Transcribe the entries exactly; images are not part of the copy.

____ Dataset

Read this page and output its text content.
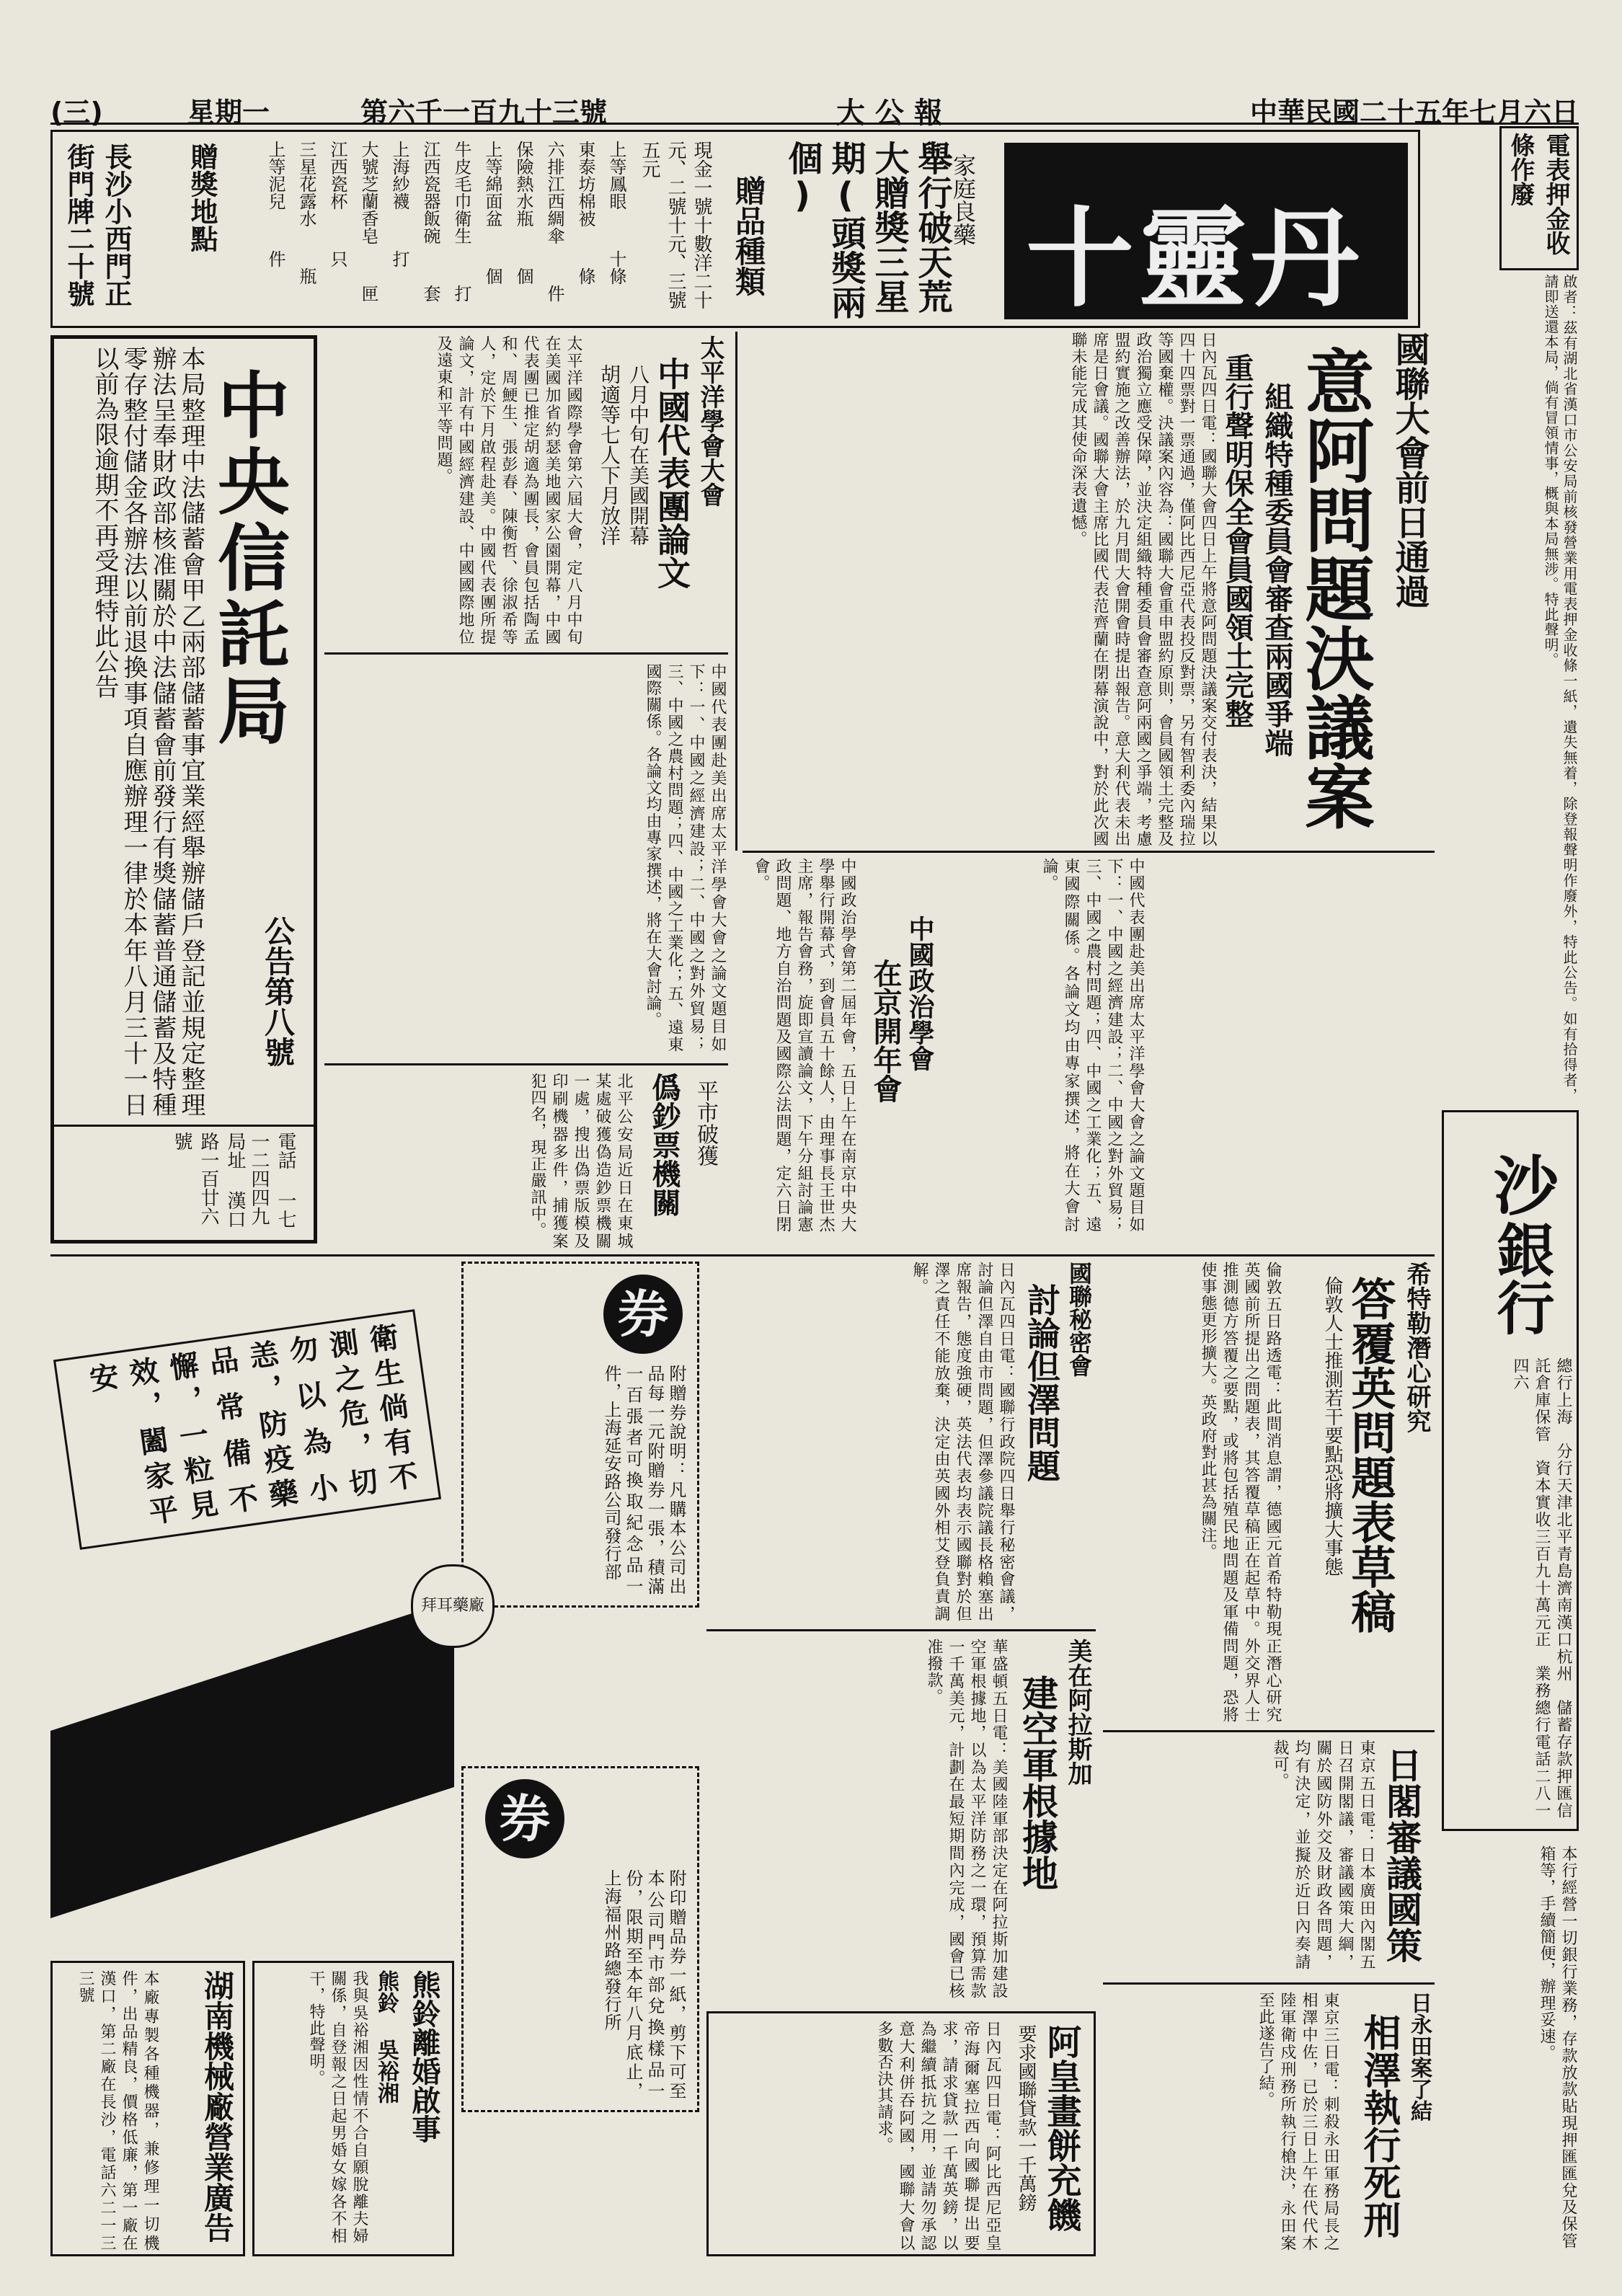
中華民國二十五年七月六日
大 公 報
第六千一百九十三號
星期一
(三)
電表押金收條作廢
啟者：茲有湖北省漢口市公安局前核發營業用電表押金收條一紙，遺失無着，除登報聲明作廢外，特此公告。如有拾得者，請即送還本局，倘有冒領情事，概與本局無涉。特此聲明。
沙
銀行
總行上海　分行天津北平青島濟南漢口杭州　儲蓄存款押匯信託倉庫保管　資本實收三百九十萬元正　業務總行電話二八一四六
本行經營一切銀行業務，存款放款貼現押匯匯兌及保管箱等，手續簡便，辦理妥速。
十靈丹
家庭良藥
舉行破天荒大贈獎三星期(頭獎兩個)
贈品種類
現金一號十數洋二十元、二號十元、三號五元
上等鳳眼  十條
東泰坊棉被  條
六排江西綢傘  件
保險熱水瓶  個
上等綿面盆  個
牛皮毛巾衛生  打
江西瓷器飯碗  套
上海紗襪  打
大號芝蘭香皂  匣
江西瓷杯  只
三星花露水  瓶
上等泥兒  件
贈獎地點
長沙小西門正街門牌二十號
國聯大會前日通過
意阿問題決議案
組織特種委員會審查兩國爭端
重行聲明保全會員國領土完整
日內瓦四日電：國聯大會四日上午將意阿問題決議案交付表決，結果以四十四票對一票通過，僅阿比西尼亞代表投反對票，另有智利委內瑞拉等國棄權。決議案內容為：國聯大會重申盟約原則，會員國領土完整及政治獨立應受保障，並決定組織特種委員會審查意阿兩國之爭端，考慮盟約實施之改善辦法，於九月間大會開會時提出報告。意大利代表未出席是日會議。國聯大會主席比國代表范齊蘭在閉幕演說中，對於此次國聯未能完成其使命深表遺憾。
中央信託局
公告第八號
本局整理中法儲蓄會甲乙兩部儲蓄事宜業經舉辦儲戶登記並規定整理辦法呈奉財政部核准關於中法儲蓄會前發行有獎儲蓄普通儲蓄及特種零存整付儲金各辦法以前退換事項自應辦理一律於本年八月三十一日以前為限逾期不再受理特此公告
局址 漢口路一百廿六號	電話 一七一二四四九
太平洋學會大會
中國代表團論文
八月中旬在美國開幕
胡適等七人下月放洋
太平洋國際學會第六屆大會，定八月中旬在美國加省約瑟美地國家公園開幕，中國代表團已推定胡適為團長，會員包括陶孟和、周鯁生、張彭春、陳衡哲、徐淑希等人，定於下月啟程赴美。中國代表團所提論文，計有中國經濟建設、中國國際地位及遠東和平等問題。
中國代表團赴美出席太平洋學會大會之論文題目如下：一、中國之經濟建設；二、中國之對外貿易；三、中國之農村問題；四、中國之工業化；五、遠東國際關係。各論文均由專家撰述，將在大會討論。
中國代表團赴美出席太平洋學會大會之論文題目如下：一、中國之經濟建設；二、中國之對外貿易；三、中國之農村問題；四、中國之工業化；五、遠東國際關係。各論文均由專家撰述，將在大會討論。
中國政治學會
在京開年會
中國政治學會第二屆年會，五日上午在南京中央大學舉行開幕式，到會員五十餘人，由理事長王世杰主席，報告會務，旋即宣讀論文，下午分組討論憲政問題、地方自治問題及國際公法問題，定六日閉會。
僞鈔票機關 平市破獲
北平公安局近日在東城某處破獲偽造鈔票機關一處，搜出偽票版模及印刷機器多件，捕獲案犯四名，現正嚴訊中。
希特勒潛心研究
答覆英問題表草稿
倫敦人士推測若干要點恐將擴大事態
倫敦五日路透電：此間消息謂，德國元首希特勒現正潛心研究英國前所提出之問題表，其答覆草稿正在起草中。外交界人士推測德方答覆之要點，或將包括殖民地問題及軍備問題，恐將使事態更形擴大。英政府對此甚為關注。
國聯秘密會
討論但澤問題
日內瓦四日電：國聯行政院四日舉行秘密會議，討論但澤自由市問題，但澤參議院議長格賴塞出席報告，態度強硬，英法代表均表示國聯對於但澤之責任不能放棄，決定由英國外相艾登負責調解。
美在阿拉斯加
建空軍根據地
華盛頓五日電：美國陸軍部決定在阿拉斯加建設空軍根據地，以為太平洋防務之一環，預算需款一千萬美元，計劃在最短期間內完成，國會已核准撥款。
日閣審議國策
東京五日電：日本廣田內閣五日召開閣議，審議國策大綱，關於國防外交及財政各問題，均有決定，並擬於近日內奏請裁可。
日永田案了結
相澤執行死刑
東京三日電：刺殺永田軍務局長之相澤中佐，已於三日上午在代代木陸軍衛戍刑務所執行槍決，永田案至此遂告了結。
阿皇畫餅充饑
要求國聯貸款一千萬鎊
日內瓦四日電：阿比西尼亞皇帝海爾塞拉西向國聯提出要求，請求貸款一千萬英鎊，以為繼續抵抗之用，並請勿承認意大利併吞阿國，國聯大會以多數否決其請求。
券
附贈券說明：凡購本公司出品每一元附贈券一張，積滿一百張者可換取紀念品一件，上海延安路公司發行部
券
附印贈品券一紙，剪下可至本公司門市部兌換樣品一份，限期至本年八月底止，上海福州路總發行所
衛生倘有不測之危，切勿以為小恙，防疫藥品常備不懈，一粒見效，闔家平安
靈特藥
拜耳藥廠
熊鈴離婚啟事
熊鈴 吳裕湘
我與吳裕湘因性情不合自願脫離夫婦關係，自登報之日起男婚女嫁各不相干，特此聲明。
湖南機械廠營業廣告
本廠專製各種機器，兼修理一切機件，出品精良，價格低廉，第一廠在漢口，第二廠在長沙，電話六二一三三號
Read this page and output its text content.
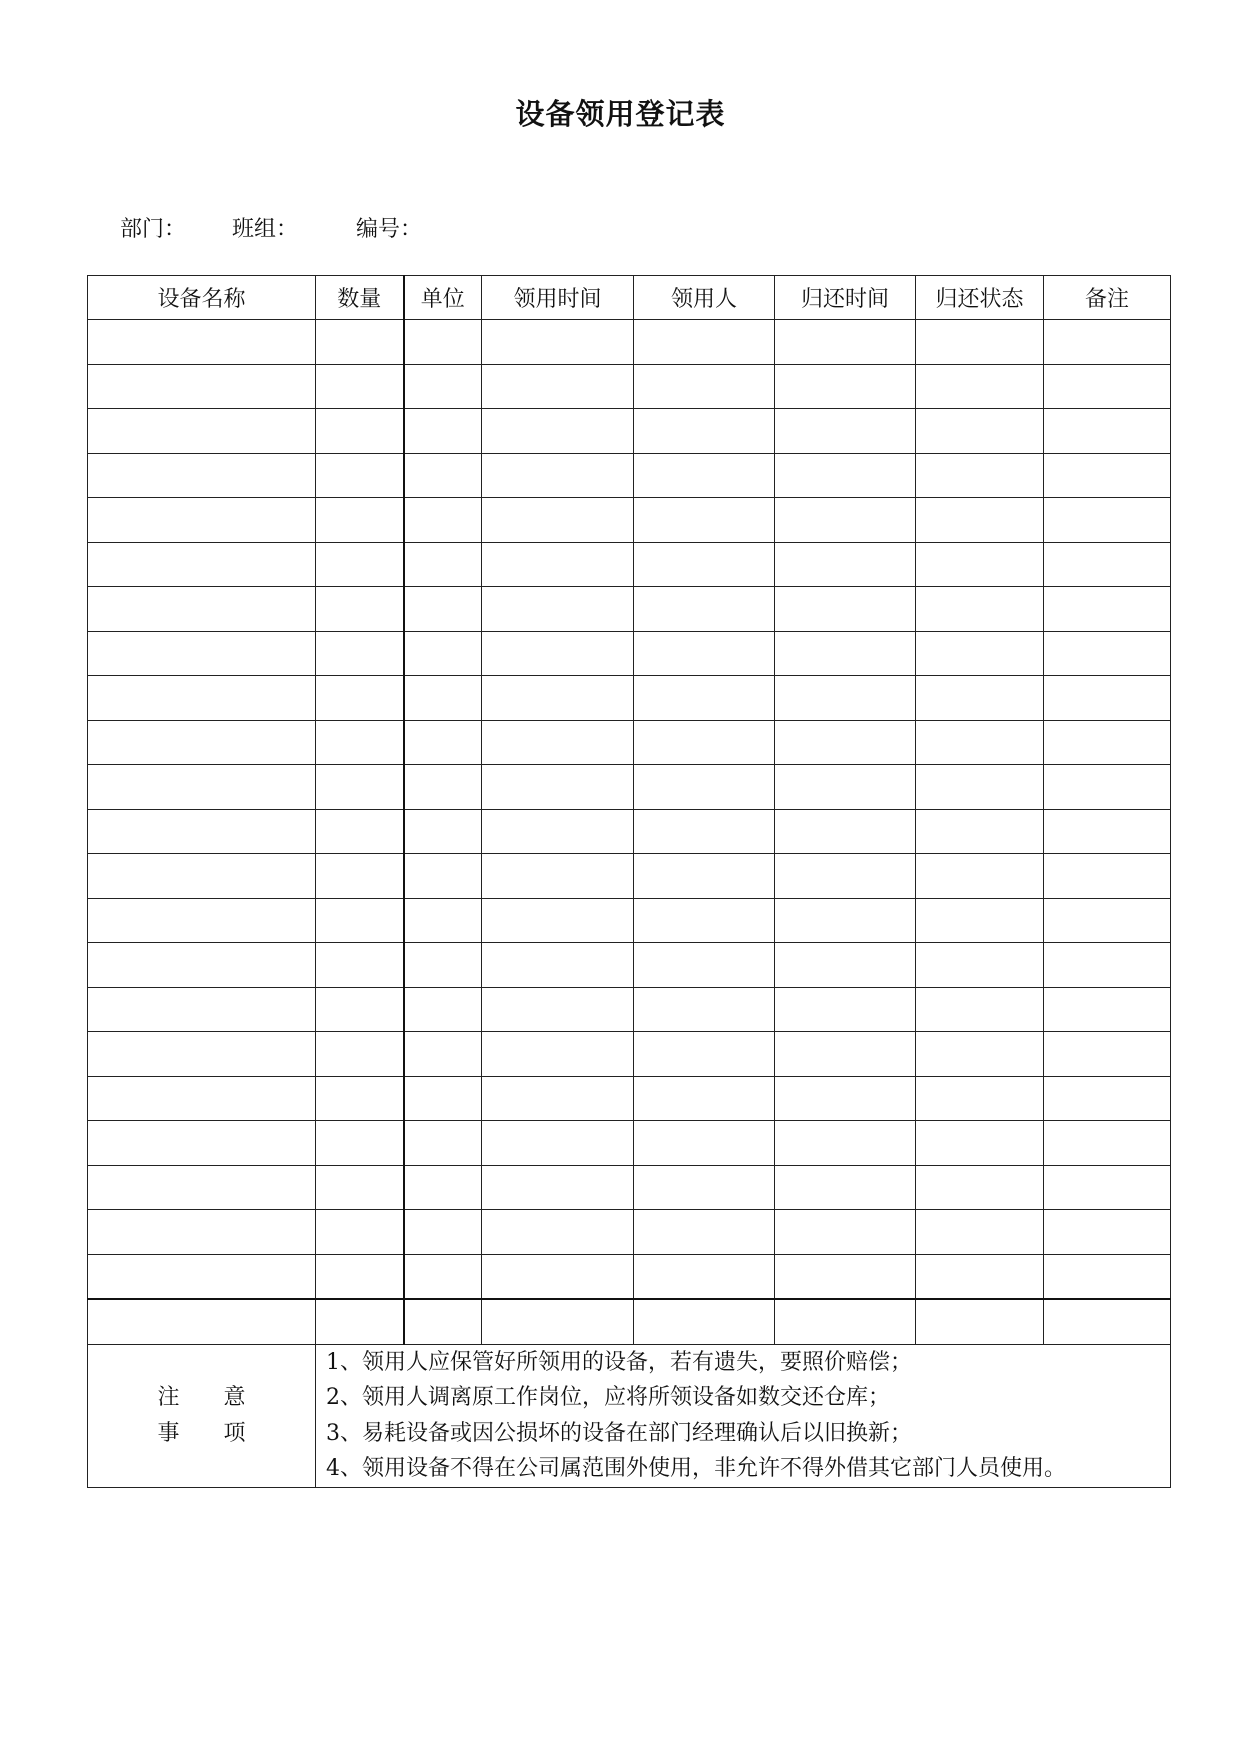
设备领用登记表
部门： 班组：	编号：
设备名称	数量	单位	领用时间	领用人	归还时间	归还状态	备注

注　　意
事　　项	1、领用人应保管好所领用的设备，若有遗失，要照价赔偿；
2、领用人调离原工作岗位，应将所领设备如数交还仓库；
3、易耗设备或因公损坏的设备在部门经理确认后以旧换新；
4、领用设备不得在公司属范围外使用，非允许不得外借其它部门人员使用。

________

Output of the exercise:
Read this page and output its text content.
中華民國二十五年七月六日
大 公 報
第六千一百九十三號
星期一
(三)
電表押金收條作廢
啟者：茲有湖北省漢口市公安局前核發營業用電表押金收條一紙，遺失無着，除登報聲明作廢外，特此公告。如有拾得者，請即送還本局，倘有冒領情事，概與本局無涉。特此聲明。
沙
銀行
總行上海　分行天津北平青島濟南漢口杭州　儲蓄存款押匯信託倉庫保管　資本實收三百九十萬元正　業務總行電話二八一四六
本行經營一切銀行業務，存款放款貼現押匯匯兌及保管箱等，手續簡便，辦理妥速。
十靈丹
家庭良藥
舉行破天荒大贈獎三星期(頭獎兩個)
贈品種類
現金一號十數洋二十元、二號十元、三號五元
上等鳳眼  十條
東泰坊棉被  條
六排江西綢傘  件
保險熱水瓶  個
上等綿面盆  個
牛皮毛巾衛生  打
江西瓷器飯碗  套
上海紗襪  打
大號芝蘭香皂  匣
江西瓷杯  只
三星花露水  瓶
上等泥兒  件
贈獎地點
長沙小西門正街門牌二十號
國聯大會前日通過
意阿問題決議案
組織特種委員會審查兩國爭端
重行聲明保全會員國領土完整
日內瓦四日電：國聯大會四日上午將意阿問題決議案交付表決，結果以四十四票對一票通過，僅阿比西尼亞代表投反對票，另有智利委內瑞拉等國棄權。決議案內容為：國聯大會重申盟約原則，會員國領土完整及政治獨立應受保障，並決定組織特種委員會審查意阿兩國之爭端，考慮盟約實施之改善辦法，於九月間大會開會時提出報告。意大利代表未出席是日會議。國聯大會主席比國代表范齊蘭在閉幕演說中，對於此次國聯未能完成其使命深表遺憾。
中央信託局
公告第八號
本局整理中法儲蓄會甲乙兩部儲蓄事宜業經舉辦儲戶登記並規定整理辦法呈奉財政部核准關於中法儲蓄會前發行有獎儲蓄普通儲蓄及特種零存整付儲金各辦法以前退換事項自應辦理一律於本年八月三十一日以前為限逾期不再受理特此公告
局址 漢口路一百廿六號	電話 一七一二四四九
太平洋學會大會
中國代表團論文
八月中旬在美國開幕
胡適等七人下月放洋
太平洋國際學會第六屆大會，定八月中旬在美國加省約瑟美地國家公園開幕，中國代表團已推定胡適為團長，會員包括陶孟和、周鯁生、張彭春、陳衡哲、徐淑希等人，定於下月啟程赴美。中國代表團所提論文，計有中國經濟建設、中國國際地位及遠東和平等問題。
中國代表團赴美出席太平洋學會大會之論文題目如下：一、中國之經濟建設；二、中國之對外貿易；三、中國之農村問題；四、中國之工業化；五、遠東國際關係。各論文均由專家撰述，將在大會討論。
中國代表團赴美出席太平洋學會大會之論文題目如下：一、中國之經濟建設；二、中國之對外貿易；三、中國之農村問題；四、中國之工業化；五、遠東國際關係。各論文均由專家撰述，將在大會討論。
中國政治學會
在京開年會
中國政治學會第二屆年會，五日上午在南京中央大學舉行開幕式，到會員五十餘人，由理事長王世杰主席，報告會務，旋即宣讀論文，下午分組討論憲政問題、地方自治問題及國際公法問題，定六日閉會。
僞鈔票機關 平市破獲
北平公安局近日在東城某處破獲偽造鈔票機關一處，搜出偽票版模及印刷機器多件，捕獲案犯四名，現正嚴訊中。
希特勒潛心研究
答覆英問題表草稿
倫敦人士推測若干要點恐將擴大事態
倫敦五日路透電：此間消息謂，德國元首希特勒現正潛心研究英國前所提出之問題表，其答覆草稿正在起草中。外交界人士推測德方答覆之要點，或將包括殖民地問題及軍備問題，恐將使事態更形擴大。英政府對此甚為關注。
國聯秘密會
討論但澤問題
日內瓦四日電：國聯行政院四日舉行秘密會議，討論但澤自由市問題，但澤參議院議長格賴塞出席報告，態度強硬，英法代表均表示國聯對於但澤之責任不能放棄，決定由英國外相艾登負責調解。
美在阿拉斯加
建空軍根據地
華盛頓五日電：美國陸軍部決定在阿拉斯加建設空軍根據地，以為太平洋防務之一環，預算需款一千萬美元，計劃在最短期間內完成，國會已核准撥款。
日閣審議國策
東京五日電：日本廣田內閣五日召開閣議，審議國策大綱，關於國防外交及財政各問題，均有決定，並擬於近日內奏請裁可。
日永田案了結
相澤執行死刑
東京三日電：刺殺永田軍務局長之相澤中佐，已於三日上午在代代木陸軍衛戍刑務所執行槍決，永田案至此遂告了結。
阿皇畫餅充饑
要求國聯貸款一千萬鎊
日內瓦四日電：阿比西尼亞皇帝海爾塞拉西向國聯提出要求，請求貸款一千萬英鎊，以為繼續抵抗之用，並請勿承認意大利併吞阿國，國聯大會以多數否決其請求。
券
附贈券說明：凡購本公司出品每一元附贈券一張，積滿一百張者可換取紀念品一件，上海延安路公司發行部
券
附印贈品券一紙，剪下可至本公司門市部兌換樣品一份，限期至本年八月底止，上海福州路總發行所
衛生倘有不測之危，切勿以為小恙，防疫藥品常備不懈，一粒見效，闔家平安
靈特藥
拜耳藥廠
熊鈴離婚啟事
熊鈴 吳裕湘
我與吳裕湘因性情不合自願脫離夫婦關係，自登報之日起男婚女嫁各不相干，特此聲明。
湖南機械廠營業廣告
本廠專製各種機器，兼修理一切機件，出品精良，價格低廉，第一廠在漢口，第二廠在長沙，電話六二一三三號
Read this page and output its text content.
设备领用登记表
部门： 班组：	编号：
设备名称	数量	单位	领用时间	领用人	归还时间	归还状态	备注

注　　意
事　　项	1、领用人应保管好所领用的设备，若有遗失，要照价赔偿；
2、领用人调离原工作岗位，应将所领设备如数交还仓库；
3、易耗设备或因公损坏的设备在部门经理确认后以旧换新；
4、领用设备不得在公司属范围外使用，非允许不得外借其它部门人员使用。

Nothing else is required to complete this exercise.